[TEXTABSCHNITT]
----

Dienst der Versöhnung

Dienst der Versöhnung

Alles aber von Gott, der uns mit sich selbst versöhnt hat durch Christus und uns den Dienst der Versöhnung gegeben hat, nämlich dass Gott in Christus war und die Welt mit sich selbst versöhnte, ihnen ihre Übertretungen nicht zurechnete und in uns das Wort von der Versöhnung gelegt hat.
So sind wir nun Gesandte an Christi Statt, indem Gott gleichsam durch uns ermahnt; wir bitten für Christus: Lasst euch versöhnen mit Gott!
2. Korinther 5, 18- 20

 

Gott hat uns in Christus umarmt. Nimm es persönlich: ER hat DICH umarmt. Von Ihm aus floss Vergebung und Versöhnung zu dir breits lange bevor du das Licht dieser Welt erblickt hast. Er ist nicht sauer, frustriert, fordernd, bereit dich zu strafen. Nein. Er hat Frieden über dich, weil Jesus Christus alles bezahlt hat. Für dich. Ohne Gegenleistung. Einfach so, weil ER DICH liebt und als wertvoll erachtet. Was für eine gute Nachricht!

Nur dann, wenn das in uns eine Realität geworden ist, können wir tatsächlich Botschafter dieser Botschaft sein. Zuerst werden wir es, damit wir die Realität der Botschaft nicht nur theoretisch (oder theologisch) weitergeben können, sondern erfahren haben und leben. Wir sind die Botschaft! Wir leben Beziehung mit Gott ohne Angst.

----

[AUFGABEN]
- A) Schreibe den Text über den Dienst der Versöhnung beginnend bei „Gott hat uns“ und endend bei „Gott ohne Angst.“ noch einmal ab. Ersetze dabei „Frieden“ durch „Ruhe“.
- B) Führe den Text über den Dienst der Versöhnung im Anschluss an seinen letzten Satz weiter.
Die Daten werden hier nicht gebraucht.

(Einträge aus einer Datensammlung)
----

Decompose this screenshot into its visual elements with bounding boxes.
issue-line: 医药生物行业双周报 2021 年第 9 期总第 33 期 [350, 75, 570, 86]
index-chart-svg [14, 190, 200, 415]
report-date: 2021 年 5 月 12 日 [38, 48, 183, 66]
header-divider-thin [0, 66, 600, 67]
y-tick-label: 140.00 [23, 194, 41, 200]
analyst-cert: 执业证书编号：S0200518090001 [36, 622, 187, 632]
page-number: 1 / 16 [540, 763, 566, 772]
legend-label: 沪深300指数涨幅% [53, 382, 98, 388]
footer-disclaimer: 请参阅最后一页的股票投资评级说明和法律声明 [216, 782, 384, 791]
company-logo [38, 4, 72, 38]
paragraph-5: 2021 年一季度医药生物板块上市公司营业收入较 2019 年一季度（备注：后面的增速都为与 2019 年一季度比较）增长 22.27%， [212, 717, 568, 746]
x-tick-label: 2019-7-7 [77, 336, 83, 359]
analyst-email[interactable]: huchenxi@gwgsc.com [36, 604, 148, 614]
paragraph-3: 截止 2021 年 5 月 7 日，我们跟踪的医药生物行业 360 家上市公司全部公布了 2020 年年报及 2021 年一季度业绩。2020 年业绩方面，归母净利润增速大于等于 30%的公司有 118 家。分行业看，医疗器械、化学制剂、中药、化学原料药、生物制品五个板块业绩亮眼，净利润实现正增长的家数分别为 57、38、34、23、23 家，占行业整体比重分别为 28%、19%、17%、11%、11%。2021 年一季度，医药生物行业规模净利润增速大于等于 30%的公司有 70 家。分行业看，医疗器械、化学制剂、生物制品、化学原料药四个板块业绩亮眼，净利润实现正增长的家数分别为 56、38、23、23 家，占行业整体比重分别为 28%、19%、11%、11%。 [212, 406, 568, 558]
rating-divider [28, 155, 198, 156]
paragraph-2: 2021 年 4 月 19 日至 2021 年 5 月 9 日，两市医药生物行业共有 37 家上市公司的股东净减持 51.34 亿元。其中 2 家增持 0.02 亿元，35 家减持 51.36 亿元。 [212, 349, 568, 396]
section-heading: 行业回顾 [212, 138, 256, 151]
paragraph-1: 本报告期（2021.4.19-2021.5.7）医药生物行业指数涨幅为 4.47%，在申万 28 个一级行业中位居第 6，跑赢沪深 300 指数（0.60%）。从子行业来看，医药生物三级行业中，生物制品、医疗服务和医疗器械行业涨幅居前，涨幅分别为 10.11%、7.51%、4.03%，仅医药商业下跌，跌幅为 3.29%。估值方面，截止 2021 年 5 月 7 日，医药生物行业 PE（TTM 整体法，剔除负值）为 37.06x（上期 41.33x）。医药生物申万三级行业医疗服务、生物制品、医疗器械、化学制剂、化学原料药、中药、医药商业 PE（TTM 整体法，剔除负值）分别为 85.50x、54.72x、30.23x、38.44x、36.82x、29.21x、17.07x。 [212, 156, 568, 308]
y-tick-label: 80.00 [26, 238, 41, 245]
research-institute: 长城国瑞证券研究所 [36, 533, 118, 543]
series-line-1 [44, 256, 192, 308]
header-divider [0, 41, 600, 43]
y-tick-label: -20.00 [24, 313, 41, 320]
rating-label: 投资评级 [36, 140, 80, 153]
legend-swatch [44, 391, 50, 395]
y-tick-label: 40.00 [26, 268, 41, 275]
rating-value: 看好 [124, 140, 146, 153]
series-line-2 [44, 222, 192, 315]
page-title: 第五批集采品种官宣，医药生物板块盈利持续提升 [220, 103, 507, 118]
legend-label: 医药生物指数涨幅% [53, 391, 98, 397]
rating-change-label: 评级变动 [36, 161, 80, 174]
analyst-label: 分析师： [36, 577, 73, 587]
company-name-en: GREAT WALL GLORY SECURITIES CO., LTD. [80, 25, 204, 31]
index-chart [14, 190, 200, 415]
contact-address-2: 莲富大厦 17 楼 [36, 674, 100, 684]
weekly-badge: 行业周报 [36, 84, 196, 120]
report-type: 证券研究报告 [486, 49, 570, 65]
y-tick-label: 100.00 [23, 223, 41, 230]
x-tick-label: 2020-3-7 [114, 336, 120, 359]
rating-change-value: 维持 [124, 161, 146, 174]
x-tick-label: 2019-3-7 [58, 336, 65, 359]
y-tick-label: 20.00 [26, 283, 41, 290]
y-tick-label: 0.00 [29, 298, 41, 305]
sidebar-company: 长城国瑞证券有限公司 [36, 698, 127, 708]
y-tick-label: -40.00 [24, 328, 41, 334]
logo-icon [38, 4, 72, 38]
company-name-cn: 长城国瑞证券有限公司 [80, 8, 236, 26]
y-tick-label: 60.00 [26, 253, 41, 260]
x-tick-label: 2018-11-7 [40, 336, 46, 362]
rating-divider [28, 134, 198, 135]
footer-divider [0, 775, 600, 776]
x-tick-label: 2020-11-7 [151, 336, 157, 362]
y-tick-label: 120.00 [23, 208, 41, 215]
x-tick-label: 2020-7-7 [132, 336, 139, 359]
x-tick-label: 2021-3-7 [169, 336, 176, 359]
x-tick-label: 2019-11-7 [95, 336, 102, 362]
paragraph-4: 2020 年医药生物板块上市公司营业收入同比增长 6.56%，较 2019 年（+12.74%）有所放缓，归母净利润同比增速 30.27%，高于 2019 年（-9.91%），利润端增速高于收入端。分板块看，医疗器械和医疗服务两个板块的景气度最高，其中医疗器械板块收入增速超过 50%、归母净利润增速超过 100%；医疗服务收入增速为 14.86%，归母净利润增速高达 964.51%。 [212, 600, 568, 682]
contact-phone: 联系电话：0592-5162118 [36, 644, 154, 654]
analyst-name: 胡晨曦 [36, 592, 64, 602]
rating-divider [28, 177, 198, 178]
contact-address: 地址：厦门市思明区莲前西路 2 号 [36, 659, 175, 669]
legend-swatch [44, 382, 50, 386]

----

[LÖSUNGEN]
- A)
Gott hat uns in Christus umarmt. Nimm es persönlich: ER hat DICH umarmt. Von Ihm aus floss Vergebung und Versöhnung zu dir breits lange bevor du das Licht dieser Welt erblickt hast. Er ist nicht sauer, frustriert, fordernd, bereit dich zu strafen. Nein. Er hat Ruhe über dich, weil Jesus Christus alles bezahlt hat. Für dich. Ohne Gegenleistung. Einfach so, weil ER DICH liebt und als wertvoll erachtet. Was für eine gute Nachricht!

Nur dann, wenn das in uns eine Realität geworden ist, können wir tatsächlich Botschafter dieser Botschaft sein. Zuerst werden wir es, damit wir die Realität der Botschaft nicht nur theoretisch (oder theologisch) weitergeben können, sondern erfahren haben und leben. Wir sind die Botschaft! Wir leben Beziehung mit Gott ohne Angst.

- B)
Gott hat die Welt umarmt. Nun hat die Welt eine Chance im Glauben diese Umarmung zu erwiedern und das Geschenk der Erlösung anzunehmen. Wie bekommt sie diese Chance? Lies noch mal den Bibeltext oben. Indem wir die Welt umarmen. In dem wir ihnen die Übertretungen nicht zurechnen. In dem wir ihnen vergeben. In dem wir sie bedingungslos lieben. So hat es Gott in Christus gemacht. Als Seine Gesandten und Repräsentanten, wie sollten wir es anders machen?

Gott hat durch Seine Umarmung nicht im Versagen und den Sünden der Welt (oder dem Geist dieser Welt) mitgemischt. In Seiner Umarmung hat er ihre Werke nicht für gut erklärt. Sünde ist schlecht und bleibt es auch. Sondern Er hat ihren (deinen und meinen) wahren Wert deutlich gemacht! Er gab dem globalen Waisenhaus den Vater zurück, den sie lange Zeit vorher von sich gestoßen hatten. Versöhnung mit Gott! Das Vaterhaus steht offen. Die verlorenen Kinder können nach hause kommen.

“Liebt, wie ich Euch geliebt habe.” Bedingungslos und klar. Ohne Erwartung, aber deutlich in Konsequenz. Mit voller Hingabe. Und… mit Hoffnung auf eine Reaktion dieser Liebe.

Auch im 5. Jahr in Folge verstehen viele nicht, warum wir an Karneval das Evangliumsfest machen. Warum verkleiden wir uns mit Jesus-Kostümen und springen mitten rein? Ist das nicht heidnisch? Macht das nicht Jesus lächerlich? Darf man das als Christ? Muss man nicht “Buße predigen” und den Menschen klar sagen, was sie falsch machen?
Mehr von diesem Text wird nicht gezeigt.